Supplied records:
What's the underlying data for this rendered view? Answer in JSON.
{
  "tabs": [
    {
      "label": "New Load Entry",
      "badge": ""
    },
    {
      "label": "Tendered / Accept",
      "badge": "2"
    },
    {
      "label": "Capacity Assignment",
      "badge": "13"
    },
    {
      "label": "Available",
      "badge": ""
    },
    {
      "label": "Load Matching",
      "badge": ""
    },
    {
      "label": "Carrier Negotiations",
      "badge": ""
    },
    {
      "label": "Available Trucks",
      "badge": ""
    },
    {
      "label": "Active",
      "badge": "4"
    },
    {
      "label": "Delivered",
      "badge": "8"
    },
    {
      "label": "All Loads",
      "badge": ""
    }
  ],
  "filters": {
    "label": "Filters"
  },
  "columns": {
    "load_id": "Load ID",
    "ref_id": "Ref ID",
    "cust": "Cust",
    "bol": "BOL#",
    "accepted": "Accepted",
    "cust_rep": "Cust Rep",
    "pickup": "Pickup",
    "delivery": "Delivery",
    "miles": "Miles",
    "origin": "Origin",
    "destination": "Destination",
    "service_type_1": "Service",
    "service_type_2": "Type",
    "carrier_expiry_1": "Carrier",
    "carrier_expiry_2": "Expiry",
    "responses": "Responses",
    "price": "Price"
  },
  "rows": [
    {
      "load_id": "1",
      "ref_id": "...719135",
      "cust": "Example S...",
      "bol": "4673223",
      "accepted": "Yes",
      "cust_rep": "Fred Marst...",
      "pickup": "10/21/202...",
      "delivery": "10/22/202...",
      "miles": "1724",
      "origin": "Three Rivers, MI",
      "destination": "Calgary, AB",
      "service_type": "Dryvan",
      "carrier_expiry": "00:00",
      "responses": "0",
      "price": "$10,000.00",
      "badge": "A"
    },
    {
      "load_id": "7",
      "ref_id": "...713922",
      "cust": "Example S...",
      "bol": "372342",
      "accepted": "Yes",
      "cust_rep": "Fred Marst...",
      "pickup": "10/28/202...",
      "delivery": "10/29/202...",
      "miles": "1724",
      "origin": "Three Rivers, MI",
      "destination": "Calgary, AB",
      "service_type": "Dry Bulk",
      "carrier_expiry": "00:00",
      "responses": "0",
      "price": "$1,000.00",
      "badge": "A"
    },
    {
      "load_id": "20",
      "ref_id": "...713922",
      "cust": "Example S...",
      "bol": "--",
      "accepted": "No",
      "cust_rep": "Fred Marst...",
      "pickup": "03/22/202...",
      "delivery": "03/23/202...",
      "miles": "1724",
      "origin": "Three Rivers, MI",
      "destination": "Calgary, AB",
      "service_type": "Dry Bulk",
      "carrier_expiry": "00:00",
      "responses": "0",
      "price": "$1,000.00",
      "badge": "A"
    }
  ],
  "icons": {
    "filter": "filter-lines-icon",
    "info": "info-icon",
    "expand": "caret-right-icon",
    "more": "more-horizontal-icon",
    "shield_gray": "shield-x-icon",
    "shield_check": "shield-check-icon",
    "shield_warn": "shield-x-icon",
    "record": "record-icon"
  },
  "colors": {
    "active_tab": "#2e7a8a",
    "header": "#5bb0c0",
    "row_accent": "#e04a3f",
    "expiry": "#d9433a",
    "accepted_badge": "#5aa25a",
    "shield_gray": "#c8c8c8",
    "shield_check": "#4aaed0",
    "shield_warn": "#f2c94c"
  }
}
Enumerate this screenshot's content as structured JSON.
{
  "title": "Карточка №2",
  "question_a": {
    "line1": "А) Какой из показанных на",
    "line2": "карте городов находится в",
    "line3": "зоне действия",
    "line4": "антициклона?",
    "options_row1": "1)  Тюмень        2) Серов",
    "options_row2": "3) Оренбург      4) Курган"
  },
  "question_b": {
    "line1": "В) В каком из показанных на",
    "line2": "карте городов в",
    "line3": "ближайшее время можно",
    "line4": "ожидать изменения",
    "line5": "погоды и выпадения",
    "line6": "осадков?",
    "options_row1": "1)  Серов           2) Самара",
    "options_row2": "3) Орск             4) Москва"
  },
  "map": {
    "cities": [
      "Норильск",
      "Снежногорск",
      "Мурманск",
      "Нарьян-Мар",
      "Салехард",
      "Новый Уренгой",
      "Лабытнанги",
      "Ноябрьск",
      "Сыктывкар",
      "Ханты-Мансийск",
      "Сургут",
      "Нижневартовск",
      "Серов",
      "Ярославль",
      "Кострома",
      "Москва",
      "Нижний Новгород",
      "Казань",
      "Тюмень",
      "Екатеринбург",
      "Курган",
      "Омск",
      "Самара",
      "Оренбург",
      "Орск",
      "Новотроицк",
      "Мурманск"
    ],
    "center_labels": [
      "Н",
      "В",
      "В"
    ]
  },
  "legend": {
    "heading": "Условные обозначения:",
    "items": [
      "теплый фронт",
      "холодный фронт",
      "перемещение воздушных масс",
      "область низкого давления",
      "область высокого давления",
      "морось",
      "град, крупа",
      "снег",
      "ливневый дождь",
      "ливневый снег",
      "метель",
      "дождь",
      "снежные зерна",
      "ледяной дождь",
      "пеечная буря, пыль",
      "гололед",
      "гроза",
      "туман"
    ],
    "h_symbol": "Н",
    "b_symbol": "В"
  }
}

What to produce: Count every line in the listing above that holds "дождь", then report only the count.

Solution to this exercise: 3